▸ Record list:
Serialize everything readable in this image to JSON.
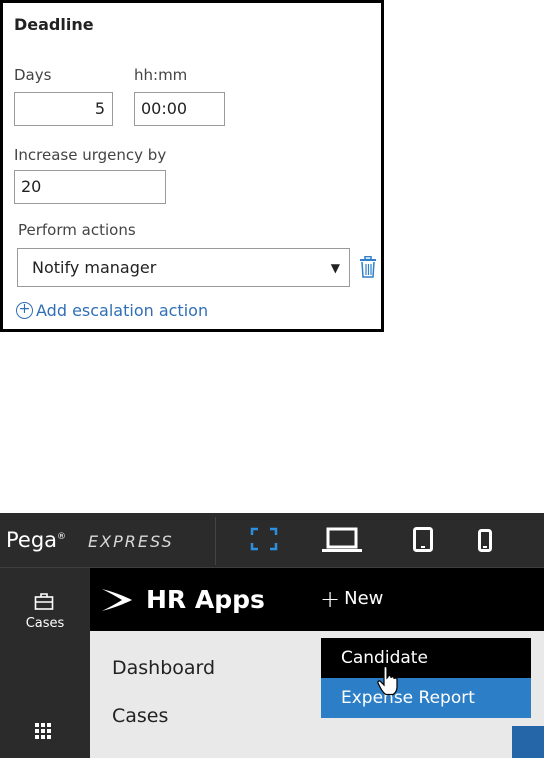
{
  "deadline": {
    "title": "Deadline",
    "days_label": "Days",
    "days_value": "5",
    "hhmm_label": "hh:mm",
    "hhmm_value": "00:00",
    "urgency_label": "Increase urgency by",
    "urgency_value": "20",
    "actions_label": "Perform actions",
    "action_selected": "Notify manager",
    "add_action_label": "Add escalation action",
    "link_color": "#2f6fb5"
  },
  "pega": {
    "brand": "Pega",
    "brand_mark": "®",
    "product": "EXPRESS",
    "devices": [
      "fullscreen-icon",
      "laptop-icon",
      "tablet-icon",
      "phone-icon"
    ],
    "accent_color": "#2c7fc7",
    "nav": {
      "cases_label": "Cases"
    },
    "app_title": "HR Apps",
    "new_label": "New",
    "menu": [
      "Dashboard",
      "Cases"
    ],
    "new_menu": {
      "items": [
        "Candidate",
        "Expense Report"
      ],
      "highlighted": "Expense Report"
    }
  }
}
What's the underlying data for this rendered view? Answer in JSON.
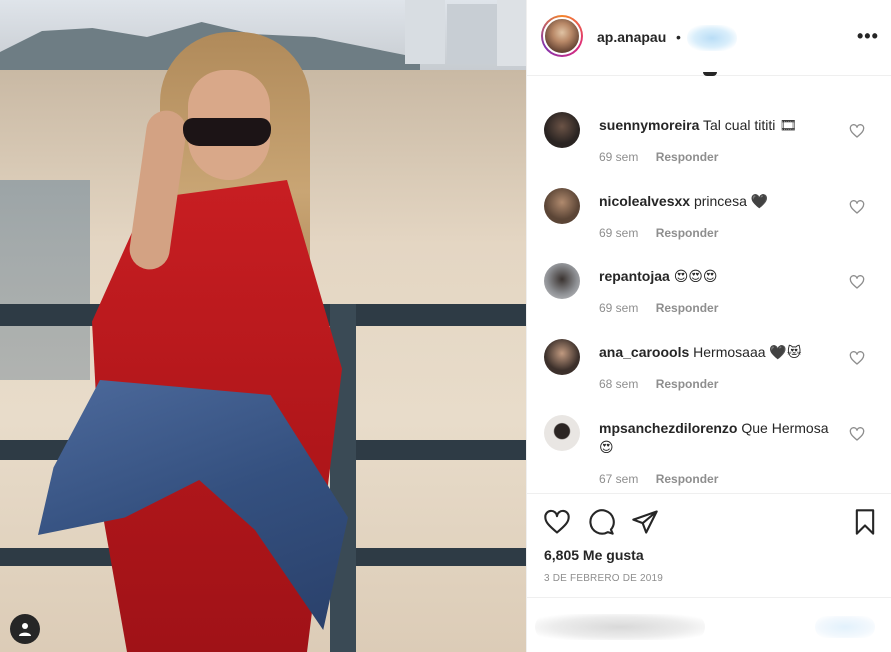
{
  "post": {
    "username": "ap.anapau",
    "separator": "•",
    "more_label": "•••",
    "likes_label": "6,805 Me gusta",
    "date_label": "3 DE FEBRERO DE 2019"
  },
  "comments": [
    {
      "user": "suennymoreira",
      "text": "Tal cual tititi 🎞",
      "time": "69 sem",
      "reply": "Responder",
      "avatar_color": "#2a2422"
    },
    {
      "user": "nicolealvesxx",
      "text": "princesa 🖤",
      "time": "69 sem",
      "reply": "Responder",
      "avatar_color": "#5b4536"
    },
    {
      "user": "repantojaa",
      "text": "😍😍😍",
      "time": "69 sem",
      "reply": "Responder",
      "avatar_color": "#8d8f93"
    },
    {
      "user": "ana_caroools",
      "text": "Hermosaaa 🖤😻",
      "time": "68 sem",
      "reply": "Responder",
      "avatar_color": "#3c302b"
    },
    {
      "user": "mpsanchezdilorenzo",
      "text": "Que Hermosa 😍",
      "time": "67 sem",
      "reply": "Responder",
      "avatar_color": "#e9e6e3"
    }
  ],
  "icons": {
    "like": "heart-icon",
    "comment": "speech-bubble-icon",
    "share": "paper-plane-icon",
    "save": "bookmark-icon",
    "comment_like": "small-heart-icon",
    "photo_tag": "user-tag-icon"
  },
  "colors": {
    "text": "#262626",
    "muted": "#8e8e8e",
    "border": "#efefef",
    "story_ring": [
      "#f58529",
      "#dd2a7b",
      "#8134af"
    ]
  }
}
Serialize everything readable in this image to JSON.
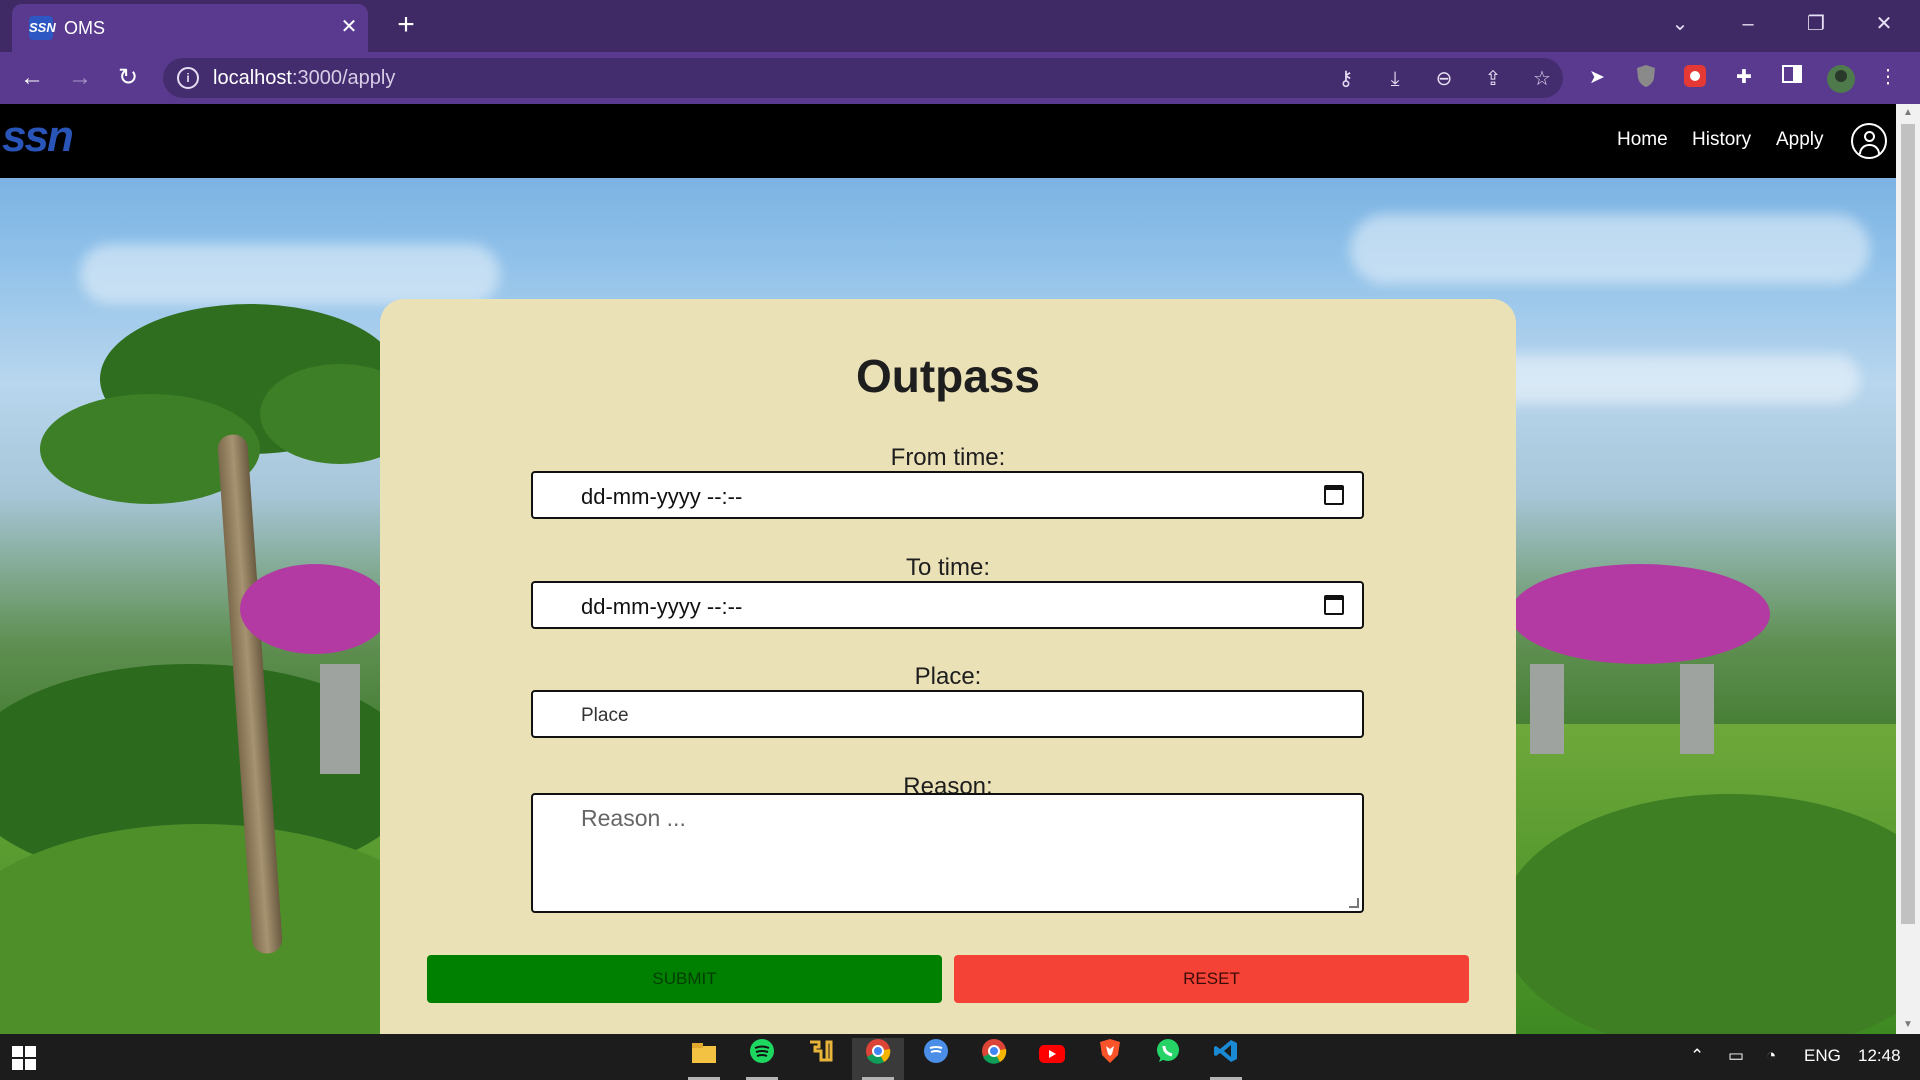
{
  "browser": {
    "tab_title": "OMS",
    "tab_favicon": "SSN",
    "close_glyph": "✕",
    "new_tab_glyph": "+",
    "url_host": "localhost",
    "url_path": ":3000/apply",
    "window_controls": {
      "minimize": "–",
      "restore": "❐",
      "close": "✕",
      "tab_search": "⌄"
    },
    "nav": {
      "back": "←",
      "forward": "→",
      "reload": "↻"
    },
    "omnibox_icons": [
      "key-icon",
      "install-icon",
      "zoom-out-icon",
      "share-icon",
      "bookmark-star-icon"
    ],
    "extensions": [
      "cursor-extension-icon",
      "ublock-extension-icon",
      "red-extension-icon",
      "puzzle-extensions-icon",
      "side-panel-icon",
      "profile-avatar-icon",
      "kebab-menu-icon"
    ]
  },
  "site": {
    "logo_text": "ssn",
    "nav_links": {
      "home": "Home",
      "history": "History",
      "apply": "Apply"
    }
  },
  "form": {
    "title": "Outpass",
    "from_label": "From time:",
    "from_value": "dd-mm-yyyy --:--",
    "to_label": "To time:",
    "to_value": "dd-mm-yyyy --:--",
    "place_label": "Place:",
    "place_placeholder": "Place",
    "reason_label": "Reason:",
    "reason_placeholder": "Reason ...",
    "submit_label": "SUBMIT",
    "reset_label": "RESET"
  },
  "taskbar": {
    "apps": [
      "file-explorer-icon",
      "spotify-icon",
      "app-icon",
      "chrome-icon",
      "spotify-web-icon",
      "chrome-profile-icon",
      "youtube-icon",
      "brave-icon",
      "whatsapp-icon",
      "vscode-icon"
    ],
    "language": "ENG",
    "time": "12:48"
  },
  "colors": {
    "browser_frame": "#3f2a66",
    "browser_toolbar": "#5a3a8f",
    "card_bg": "#ebe1b7",
    "submit_bg": "#008000",
    "reset_bg": "#f44336",
    "nav_bg": "#000000"
  }
}
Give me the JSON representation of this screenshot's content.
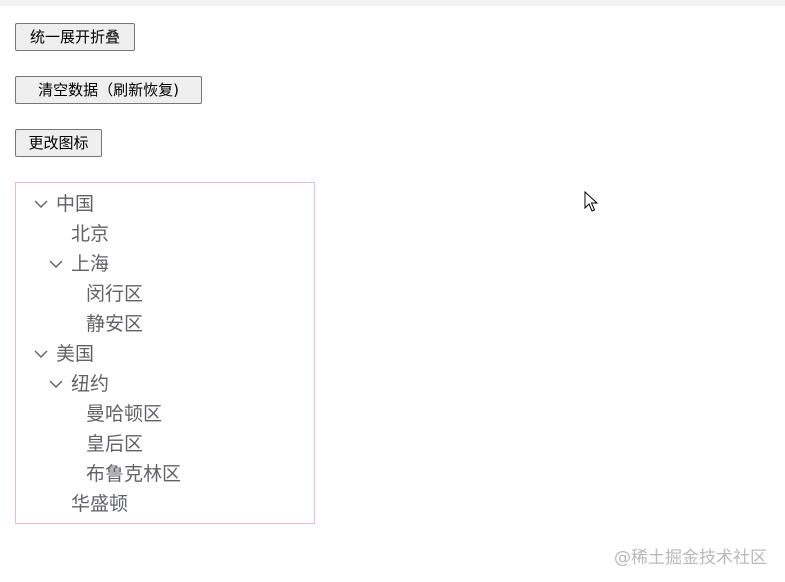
{
  "buttons": {
    "toggle_label": "统一展开折叠",
    "clear_label": "清空数据（刷新恢复)",
    "icon_label": "更改图标"
  },
  "tree": [
    {
      "label": "中国",
      "level": 1,
      "expanded": true
    },
    {
      "label": "北京",
      "level": 2,
      "leaf": true
    },
    {
      "label": "上海",
      "level": 2,
      "expanded": true
    },
    {
      "label": "闵行区",
      "level": 3,
      "leaf": true
    },
    {
      "label": "静安区",
      "level": 3,
      "leaf": true
    },
    {
      "label": "美国",
      "level": 1,
      "expanded": true
    },
    {
      "label": "纽约",
      "level": 2,
      "expanded": true
    },
    {
      "label": "曼哈顿区",
      "level": 3,
      "leaf": true
    },
    {
      "label": "皇后区",
      "level": 3,
      "leaf": true
    },
    {
      "label": "布鲁克林区",
      "level": 3,
      "leaf": true
    },
    {
      "label": "华盛顿",
      "level": 2,
      "leaf": true
    }
  ],
  "watermark": "@稀土掘金技术社区",
  "colors": {
    "tree_border": "#f0b8c9",
    "tree_text": "#606266",
    "arrow": "#606266"
  },
  "icons": {
    "expanded": "chevron-down-icon",
    "cursor": "mouse-pointer-icon"
  }
}
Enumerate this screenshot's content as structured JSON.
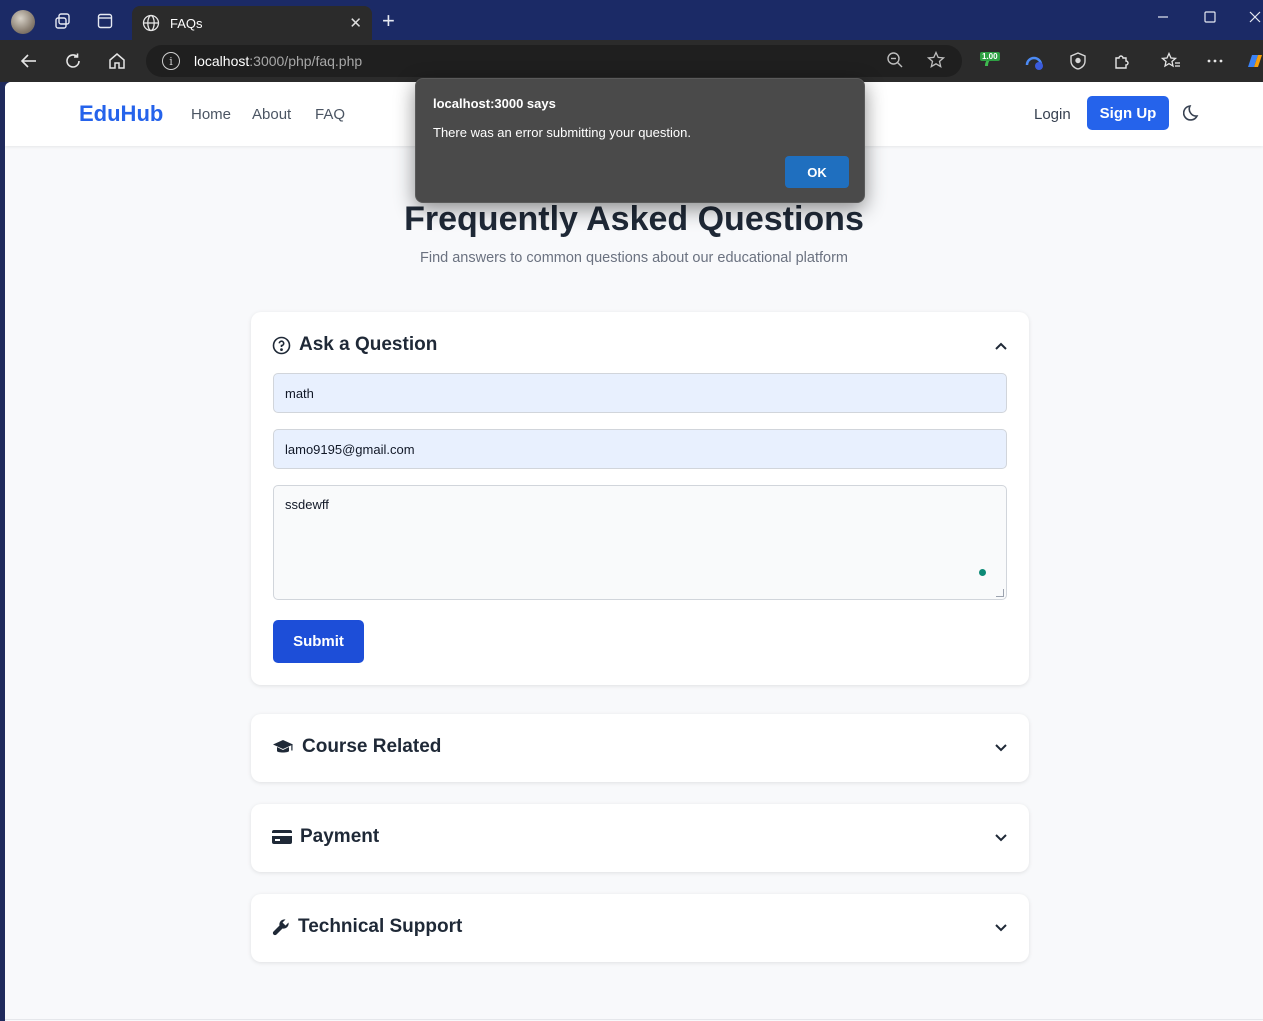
{
  "browser": {
    "tab_title": "FAQs",
    "url_host": "localhost",
    "url_rest": ":3000/php/faq.php",
    "extension_badge": "1.00"
  },
  "navbar": {
    "brand": "EduHub",
    "links": [
      "Home",
      "About",
      "FAQ"
    ],
    "login_label": "Login",
    "signup_label": "Sign Up"
  },
  "hero": {
    "title": "Frequently Asked Questions",
    "subtitle": "Find answers to common questions about our educational platform"
  },
  "ask_form": {
    "heading": "Ask a Question",
    "subject_value": "math",
    "email_value": "lamo9195@gmail.com",
    "question_value": "ssdewff",
    "submit_label": "Submit"
  },
  "sections": [
    {
      "label": "Course Related",
      "icon": "graduation-cap-icon"
    },
    {
      "label": "Payment",
      "icon": "credit-card-icon"
    },
    {
      "label": "Technical Support",
      "icon": "wrench-icon"
    }
  ],
  "dialog": {
    "title": "localhost:3000 says",
    "message": "There was an error submitting your question.",
    "ok_label": "OK"
  },
  "colors": {
    "brand": "#2563eb",
    "submit": "#1d4ed8",
    "dialog_bg": "#4a4a4a",
    "dialog_ok": "#1f6fbf",
    "titlebar": "#1b2a66"
  }
}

▸ Stated goal:
Scan the listing above. Gather each line that contains the word "Reason".

▸ Correct result:
    "reason_label": "Reason:",
    "reason_placeholder": "Reason ...",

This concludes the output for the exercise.